▶ [CONSIGNE 1]
Pouvez-vous citer mot pour mot l'intégralité du texte sur le Project Delivery, sans y changer quoi que ce soit ?

Le Project Delivery, c'est en quelque sorte le cœur de la gestion de projet. Si on compare un projet à une bataille, il y a les préparatifs et ensuite le « Delivery » c’est la bataille en elle-même !
On se concentre ici sur la réalisation des objectifs du projet tout en respectant les délais, le budget et les spécifications.
Une mauvaise préparation, un mauvais planning et c’est l’échec assuré ! Néanmoins, une bonne préparation ne garantit pas non plus un succès en Delivery.
Dans cet article, nous verrons d’abord les causes fréquentes de dérive ou d’échec pendant la phase d’exécution, puis les conditions concrètes à réunir en amont pour s’en prémunir.
Enfin, nous verrons les attitudes, réflexes et pratiques à adopter quand les problèmes surgissent malgré tout.
Les 15 obstacles courants au Project Delivery
Le Project Delivery, c’est la phase où l’on exécute concrètement le projet : les livrables prennent forme, les décisions s’enchaînent, les aléas surgissent.
C’est là que se joue la réussite opérationnelle du projet.
Voici une liste de quinze principaux problèmes souvent rencontrés dans le cadre du Project Delivery :
- Objectifs peu clairs : Manque de spécification claire des objectifs du projet et de leur ordre d'importance relatif.

Données de coordonnées de mise en page
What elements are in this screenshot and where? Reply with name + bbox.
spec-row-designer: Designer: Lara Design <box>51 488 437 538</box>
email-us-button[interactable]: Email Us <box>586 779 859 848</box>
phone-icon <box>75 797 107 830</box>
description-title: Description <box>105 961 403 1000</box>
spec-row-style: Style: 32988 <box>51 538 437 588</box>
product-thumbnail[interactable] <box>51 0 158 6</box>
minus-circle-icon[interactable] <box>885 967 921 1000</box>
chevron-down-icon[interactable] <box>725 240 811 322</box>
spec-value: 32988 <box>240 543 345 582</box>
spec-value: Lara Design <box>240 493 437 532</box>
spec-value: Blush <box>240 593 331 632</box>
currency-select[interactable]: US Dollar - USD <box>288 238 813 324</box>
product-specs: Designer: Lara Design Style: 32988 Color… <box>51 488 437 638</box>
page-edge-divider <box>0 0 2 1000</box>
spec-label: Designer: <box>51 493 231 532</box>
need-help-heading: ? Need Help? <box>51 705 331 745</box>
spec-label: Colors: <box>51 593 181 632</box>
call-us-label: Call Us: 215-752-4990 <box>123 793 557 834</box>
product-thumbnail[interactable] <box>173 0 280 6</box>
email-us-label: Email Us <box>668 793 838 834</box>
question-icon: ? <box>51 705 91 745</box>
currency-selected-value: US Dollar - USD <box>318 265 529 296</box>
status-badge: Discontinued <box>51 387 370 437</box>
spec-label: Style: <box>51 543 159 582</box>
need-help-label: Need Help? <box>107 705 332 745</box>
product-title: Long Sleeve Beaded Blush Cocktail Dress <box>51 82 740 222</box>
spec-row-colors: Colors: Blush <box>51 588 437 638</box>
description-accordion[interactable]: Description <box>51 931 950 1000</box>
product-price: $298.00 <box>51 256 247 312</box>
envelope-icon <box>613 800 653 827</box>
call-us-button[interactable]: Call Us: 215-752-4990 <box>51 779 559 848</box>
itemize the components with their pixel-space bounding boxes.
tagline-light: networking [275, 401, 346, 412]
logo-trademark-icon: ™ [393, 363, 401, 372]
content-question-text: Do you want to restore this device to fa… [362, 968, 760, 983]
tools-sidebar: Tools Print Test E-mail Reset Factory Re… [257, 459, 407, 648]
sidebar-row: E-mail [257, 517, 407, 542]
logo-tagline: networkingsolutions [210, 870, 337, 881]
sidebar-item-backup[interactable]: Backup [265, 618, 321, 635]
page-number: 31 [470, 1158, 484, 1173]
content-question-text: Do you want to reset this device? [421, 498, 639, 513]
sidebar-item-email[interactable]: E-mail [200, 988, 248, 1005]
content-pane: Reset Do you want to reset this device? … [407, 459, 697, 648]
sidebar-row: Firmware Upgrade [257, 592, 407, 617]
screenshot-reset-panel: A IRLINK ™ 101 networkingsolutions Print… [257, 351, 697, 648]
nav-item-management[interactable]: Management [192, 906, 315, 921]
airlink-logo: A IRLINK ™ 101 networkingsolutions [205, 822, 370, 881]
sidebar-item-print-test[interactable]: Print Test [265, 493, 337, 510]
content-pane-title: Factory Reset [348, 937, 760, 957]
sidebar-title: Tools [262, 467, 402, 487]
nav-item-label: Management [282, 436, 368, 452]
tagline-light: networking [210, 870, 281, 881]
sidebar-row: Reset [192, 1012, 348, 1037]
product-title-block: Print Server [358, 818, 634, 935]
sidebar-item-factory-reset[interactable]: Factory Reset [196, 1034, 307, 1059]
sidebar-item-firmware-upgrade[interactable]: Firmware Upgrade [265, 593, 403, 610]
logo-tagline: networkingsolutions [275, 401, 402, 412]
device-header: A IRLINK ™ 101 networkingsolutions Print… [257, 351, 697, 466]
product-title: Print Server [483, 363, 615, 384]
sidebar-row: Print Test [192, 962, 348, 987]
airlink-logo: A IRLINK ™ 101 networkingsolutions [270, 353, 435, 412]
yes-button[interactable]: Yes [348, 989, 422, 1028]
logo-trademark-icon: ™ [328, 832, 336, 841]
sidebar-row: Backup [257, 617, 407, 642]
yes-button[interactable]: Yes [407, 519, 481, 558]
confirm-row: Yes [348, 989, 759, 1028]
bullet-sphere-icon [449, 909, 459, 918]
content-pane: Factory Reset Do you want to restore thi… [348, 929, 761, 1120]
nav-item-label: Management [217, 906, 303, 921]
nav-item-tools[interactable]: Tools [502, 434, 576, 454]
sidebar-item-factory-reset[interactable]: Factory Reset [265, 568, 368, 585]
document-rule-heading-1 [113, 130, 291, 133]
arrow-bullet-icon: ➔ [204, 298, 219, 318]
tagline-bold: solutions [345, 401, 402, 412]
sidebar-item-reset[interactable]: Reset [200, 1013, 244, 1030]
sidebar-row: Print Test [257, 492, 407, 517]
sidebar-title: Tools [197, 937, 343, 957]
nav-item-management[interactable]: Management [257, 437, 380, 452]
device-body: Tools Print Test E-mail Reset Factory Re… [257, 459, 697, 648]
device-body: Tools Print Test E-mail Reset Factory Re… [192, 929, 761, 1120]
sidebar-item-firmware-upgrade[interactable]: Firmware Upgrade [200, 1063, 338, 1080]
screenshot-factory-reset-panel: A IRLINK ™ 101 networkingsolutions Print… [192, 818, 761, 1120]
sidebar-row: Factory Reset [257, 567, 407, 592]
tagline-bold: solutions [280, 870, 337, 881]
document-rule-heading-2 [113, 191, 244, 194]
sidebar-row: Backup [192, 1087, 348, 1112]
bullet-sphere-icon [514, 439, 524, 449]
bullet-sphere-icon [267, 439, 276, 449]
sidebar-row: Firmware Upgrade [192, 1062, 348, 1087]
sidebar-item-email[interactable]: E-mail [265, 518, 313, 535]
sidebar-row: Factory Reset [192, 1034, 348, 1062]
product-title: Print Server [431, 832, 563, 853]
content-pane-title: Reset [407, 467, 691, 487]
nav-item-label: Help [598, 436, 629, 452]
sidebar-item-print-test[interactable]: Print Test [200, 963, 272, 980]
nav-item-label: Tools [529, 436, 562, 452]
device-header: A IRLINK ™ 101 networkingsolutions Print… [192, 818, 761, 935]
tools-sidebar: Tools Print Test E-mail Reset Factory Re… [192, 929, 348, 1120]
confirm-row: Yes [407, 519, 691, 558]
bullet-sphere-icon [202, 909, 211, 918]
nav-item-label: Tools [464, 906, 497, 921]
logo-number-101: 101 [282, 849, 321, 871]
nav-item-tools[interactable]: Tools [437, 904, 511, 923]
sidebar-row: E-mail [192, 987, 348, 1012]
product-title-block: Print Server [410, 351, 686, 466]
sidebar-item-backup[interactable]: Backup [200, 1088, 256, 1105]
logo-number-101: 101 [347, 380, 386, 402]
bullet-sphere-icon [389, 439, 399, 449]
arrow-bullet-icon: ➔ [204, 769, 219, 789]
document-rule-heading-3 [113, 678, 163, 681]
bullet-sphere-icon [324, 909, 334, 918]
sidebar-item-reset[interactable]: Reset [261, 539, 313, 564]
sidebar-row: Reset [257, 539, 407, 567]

▶ [CONSIGNE 2]
Pouvez-vous imprimer à l'identique les lignes des enregistrements, en commençant par leur toute première ligne et en allant jusqu'à la ligne qui contient « spec-row-colors: Colors: Blush », celle-ci comprise ?

▶ [RÉPONSE COMPLÈTE 1]
Le Project Delivery, c'est en quelque sorte le cœur de la gestion de projet. Si on compare un projet à une bataille, il y a les préparatifs et ensuite le « Delivery » c’est la bataille en elle-même !
On se concentre ici sur la réalisation des objectifs du projet tout en respectant les délais, le budget et les spécifications.
Une mauvaise préparation, un mauvais planning et c’est l’échec assuré ! Néanmoins, une bonne préparation ne garantit pas non plus un succès en Delivery.
Dans cet article, nous verrons d’abord les causes fréquentes de dérive ou d’échec pendant la phase d’exécution, puis les conditions concrètes à réunir en amont pour s’en prémunir.
Enfin, nous verrons les attitudes, réflexes et pratiques à adopter quand les problèmes surgissent malgré tout.
Les 15 obstacles courants au Project Delivery
Le Project Delivery, c’est la phase où l’on exécute concrètement le projet : les livrables prennent forme, les décisions s’enchaînent, les aléas surgissent.
C’est là que se joue la réussite opérationnelle du projet.
Voici une liste de quinze principaux problèmes souvent rencontrés dans le cadre du Project Delivery :
- Objectifs peu clairs : Manque de spécification claire des objectifs du projet et de leur ordre d'importance relatif.

▶ [RÉPONSE COMPLÈTE 2]
What elements are in this screenshot and where? Reply with name + bbox.
spec-row-designer: Designer: Lara Design <box>51 488 437 538</box>
email-us-button[interactable]: Email Us <box>586 779 859 848</box>
phone-icon <box>75 797 107 830</box>
description-title: Description <box>105 961 403 1000</box>
spec-row-style: Style: 32988 <box>51 538 437 588</box>
product-thumbnail[interactable] <box>51 0 158 6</box>
minus-circle-icon[interactable] <box>885 967 921 1000</box>
chevron-down-icon[interactable] <box>725 240 811 322</box>
spec-value: 32988 <box>240 543 345 582</box>
spec-value: Lara Design <box>240 493 437 532</box>
spec-value: Blush <box>240 593 331 632</box>
currency-select[interactable]: US Dollar - USD <box>288 238 813 324</box>
product-specs: Designer: Lara Design Style: 32988 Color… <box>51 488 437 638</box>
page-edge-divider <box>0 0 2 1000</box>
spec-label: Designer: <box>51 493 231 532</box>
need-help-heading: ? Need Help? <box>51 705 331 745</box>
spec-label: Colors: <box>51 593 181 632</box>
call-us-label: Call Us: 215-752-4990 <box>123 793 557 834</box>
product-thumbnail[interactable] <box>173 0 280 6</box>
email-us-label: Email Us <box>668 793 838 834</box>
question-icon: ? <box>51 705 91 745</box>
currency-selected-value: US Dollar - USD <box>318 265 529 296</box>
status-badge: Discontinued <box>51 387 370 437</box>
spec-label: Style: <box>51 543 159 582</box>
need-help-label: Need Help? <box>107 705 332 745</box>
product-title: Long Sleeve Beaded Blush Cocktail Dress <box>51 82 740 222</box>
spec-row-colors: Colors: Blush <box>51 588 437 638</box>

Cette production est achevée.